**WORK TO BE COMPLETED:** State only the count of lines in the listing below that hold "organization".

**TASK INPUT:**

**********

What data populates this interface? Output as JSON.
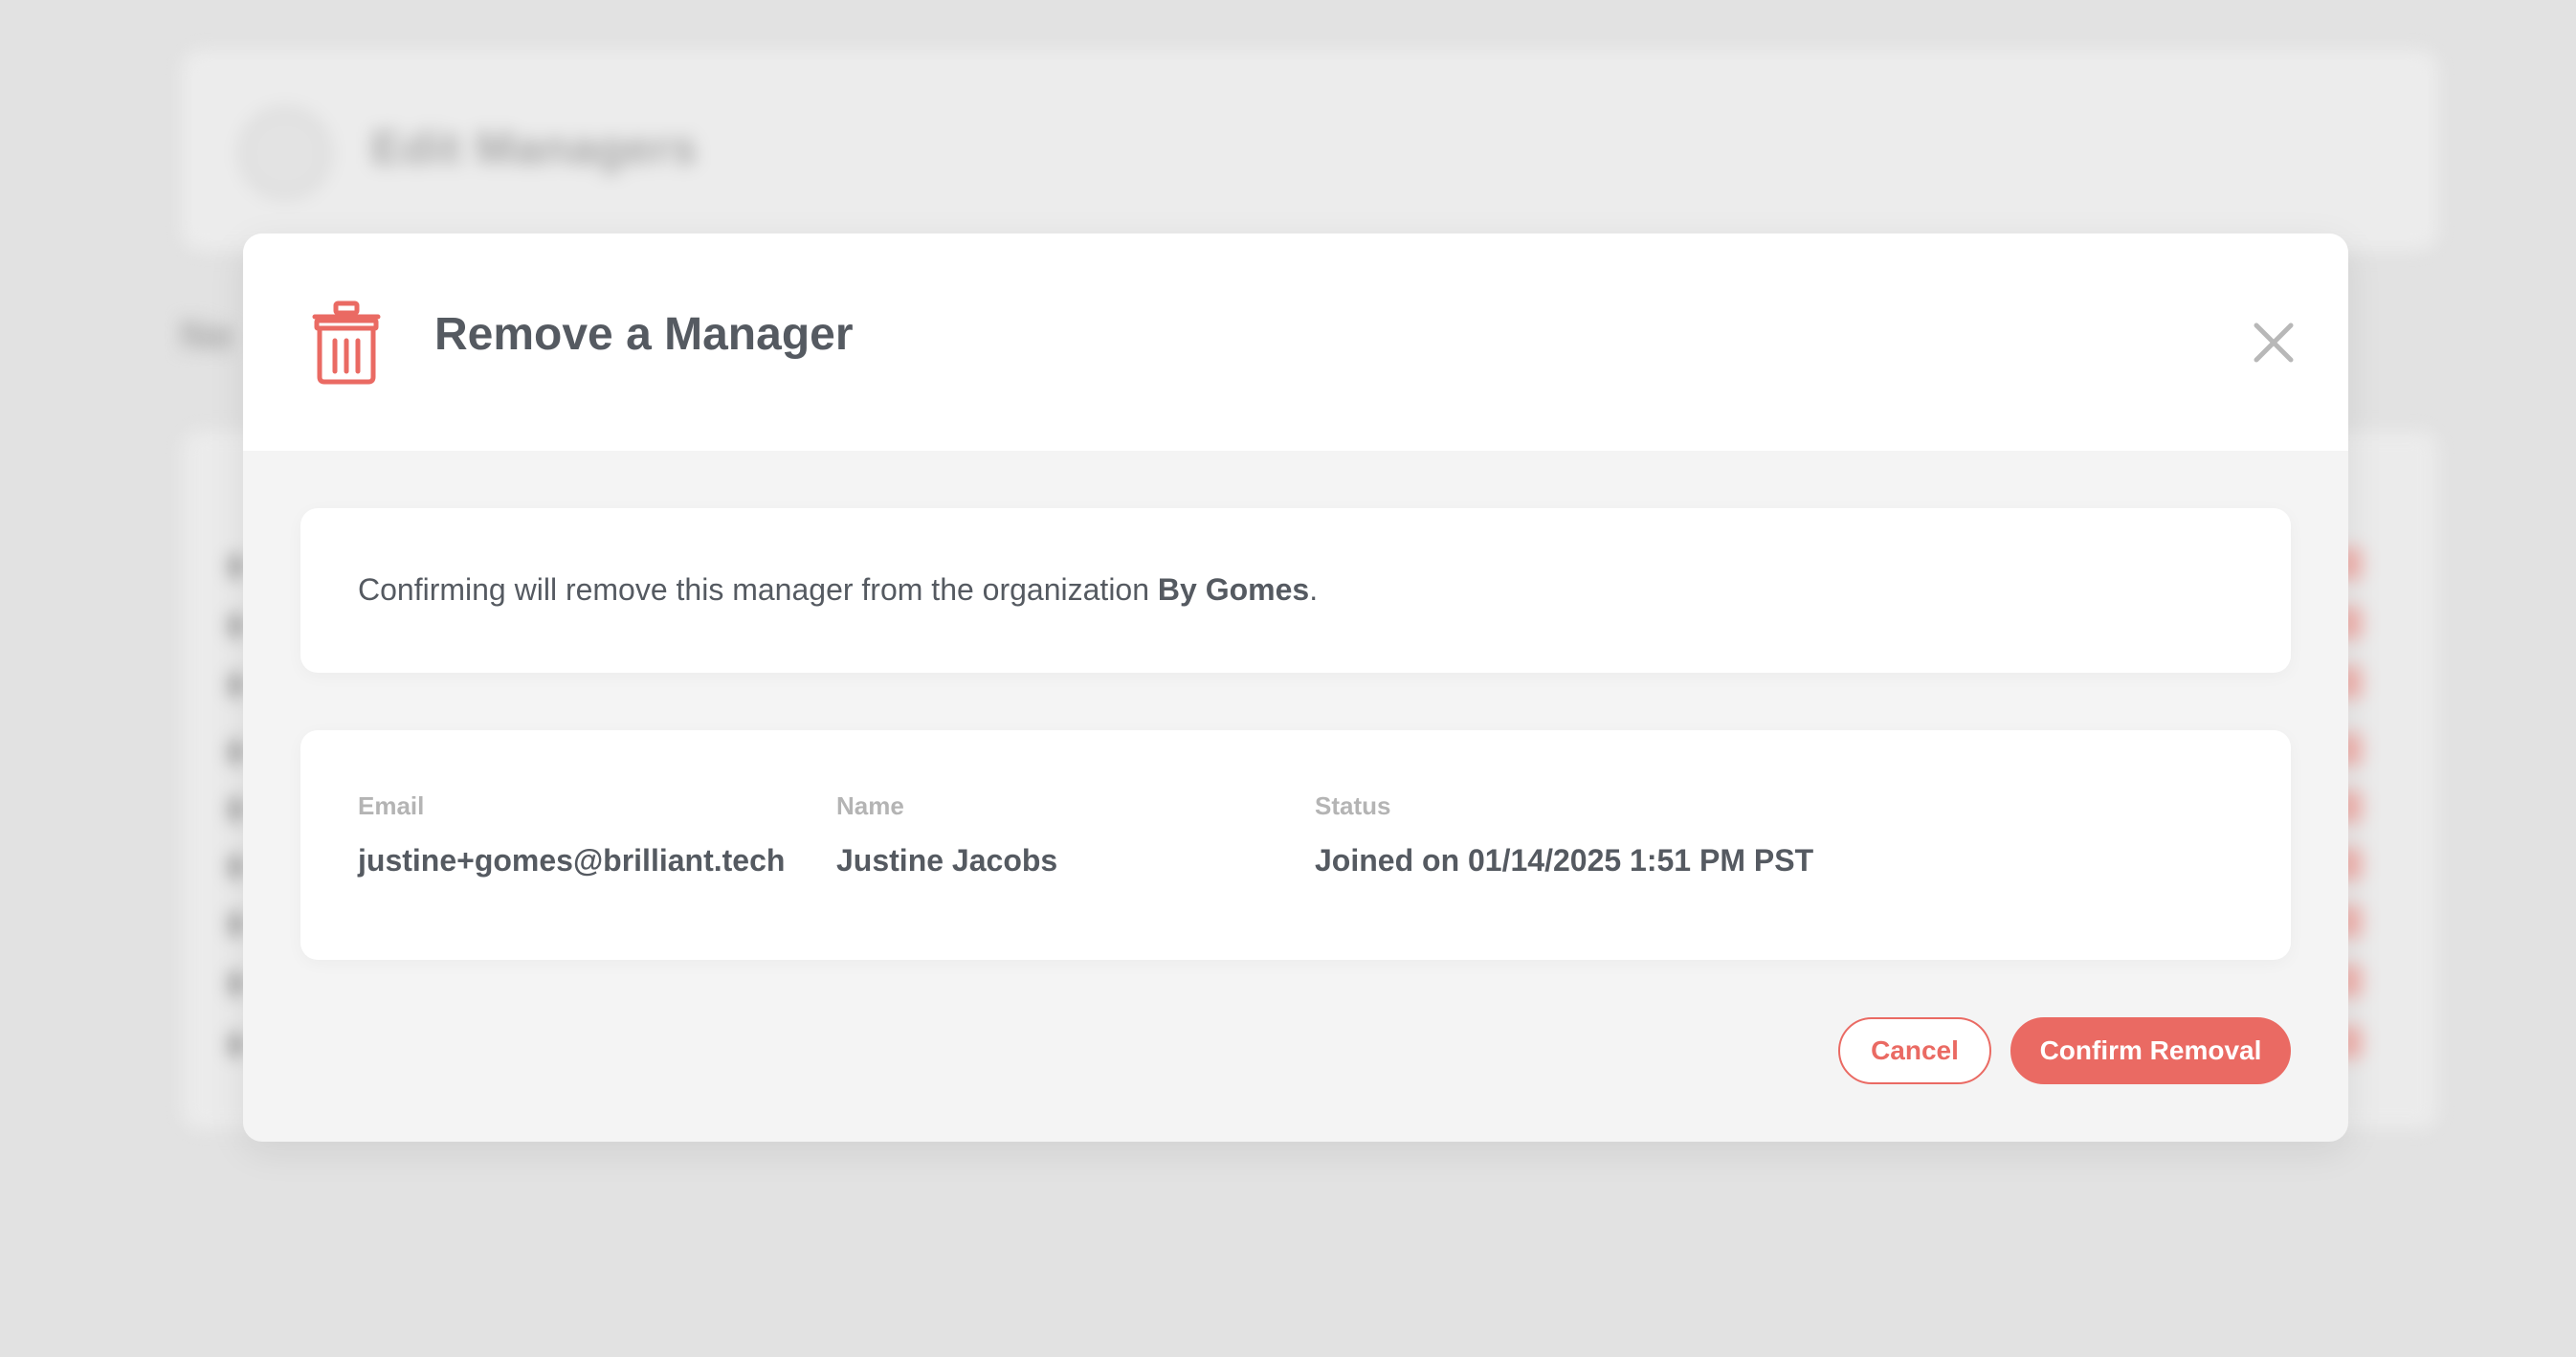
{
  "background": {
    "page_title": "Edit Managers",
    "section_title": "Ne"
  },
  "modal": {
    "title": "Remove a Manager",
    "header_icon": "trash-icon",
    "close_icon": "close-icon",
    "message": {
      "prefix": "Confirming will remove this manager from the organization ",
      "organization": "By Gomes",
      "suffix": "."
    },
    "manager": {
      "email_label": "Email",
      "email": "justine+gomes@brilliant.tech",
      "name_label": "Name",
      "name": "Justine Jacobs",
      "status_label": "Status",
      "status": "Joined on 01/14/2025 1:51 PM PST"
    },
    "buttons": {
      "cancel": "Cancel",
      "confirm": "Confirm Removal"
    }
  },
  "colors": {
    "accent": "#ea6a63",
    "text": "#555a61",
    "muted_label": "#b4b4b4",
    "backdrop": "#dedede",
    "modal_body": "#f4f4f4"
  }
}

**********

**SOLVED EXERCISE:** 2